(What you have to do): Go through the records and give each one again exactly.

(Extracted records):

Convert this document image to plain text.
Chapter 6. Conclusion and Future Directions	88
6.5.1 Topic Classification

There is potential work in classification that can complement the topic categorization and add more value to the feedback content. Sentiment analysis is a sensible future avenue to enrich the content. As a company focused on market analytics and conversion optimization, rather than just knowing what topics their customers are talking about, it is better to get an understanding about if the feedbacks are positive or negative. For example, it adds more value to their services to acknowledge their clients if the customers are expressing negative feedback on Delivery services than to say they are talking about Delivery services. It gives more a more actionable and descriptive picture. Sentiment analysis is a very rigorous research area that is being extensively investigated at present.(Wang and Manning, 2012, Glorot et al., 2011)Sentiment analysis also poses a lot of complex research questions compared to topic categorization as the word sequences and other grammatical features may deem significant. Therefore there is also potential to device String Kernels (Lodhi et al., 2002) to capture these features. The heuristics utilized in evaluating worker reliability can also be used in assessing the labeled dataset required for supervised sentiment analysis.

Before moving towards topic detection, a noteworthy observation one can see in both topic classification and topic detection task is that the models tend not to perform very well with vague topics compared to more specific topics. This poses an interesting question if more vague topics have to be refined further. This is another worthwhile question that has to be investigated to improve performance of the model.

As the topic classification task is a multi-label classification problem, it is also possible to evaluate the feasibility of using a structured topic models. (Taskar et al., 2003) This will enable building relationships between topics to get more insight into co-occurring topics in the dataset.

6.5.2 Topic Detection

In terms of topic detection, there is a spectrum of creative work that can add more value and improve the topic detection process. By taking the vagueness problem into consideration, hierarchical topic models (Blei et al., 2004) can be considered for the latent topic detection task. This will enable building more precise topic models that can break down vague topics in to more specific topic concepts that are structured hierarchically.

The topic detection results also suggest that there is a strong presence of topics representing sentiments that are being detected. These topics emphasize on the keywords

(Result of this task):
Convert this document image to plain text.
Chapter 6. Conclusion and Future Directions	88
6.5.1 Topic Classification

There is potential work in classification that can complement the topic categorization and add more value to the feedback content. Sentiment analysis is a sensible future avenue to enrich the content. As a company focused on market analytics and conversion optimization, rather than just knowing what topics their customers are talking about, it is better to get an understanding about if the feedbacks are positive or negative. For example, it adds more value to their services to acknowledge their clients if the customers are expressing negative feedback on Delivery services than to say they are talking about Delivery services. It gives more a more actionable and descriptive picture. Sentiment analysis is a very rigorous research area that is being extensively investigated at present.(Wang and Manning, 2012, Glorot et al., 2011)Sentiment analysis also poses a lot of complex research questions compared to topic categorization as the word sequences and other grammatical features may deem significant. Therefore there is also potential to device String Kernels (Lodhi et al., 2002) to capture these features. The heuristics utilized in evaluating worker reliability can also be used in assessing the labeled dataset required for supervised sentiment analysis.

Before moving towards topic detection, a noteworthy observation one can see in both topic classification and topic detection task is that the models tend not to perform very well with vague topics compared to more specific topics. This poses an interesting question if more vague topics have to be refined further. This is another worthwhile question that has to be investigated to improve performance of the model.

As the topic classification task is a multi-label classification problem, it is also possible to evaluate the feasibility of using a structured topic models. (Taskar et al., 2003) This will enable building relationships between topics to get more insight into co-occurring topics in the dataset.

6.5.2 Topic Detection

In terms of topic detection, there is a spectrum of creative work that can add more value and improve the topic detection process. By taking the vagueness problem into consideration, hierarchical topic models (Blei et al., 2004) can be considered for the latent topic detection task. This will enable building more precise topic models that can break down vague topics in to more specific topic concepts that are structured hierarchically.

The topic detection results also suggest that there is a strong presence of topics representing sentiments that are being detected. These topics emphasize on the keywords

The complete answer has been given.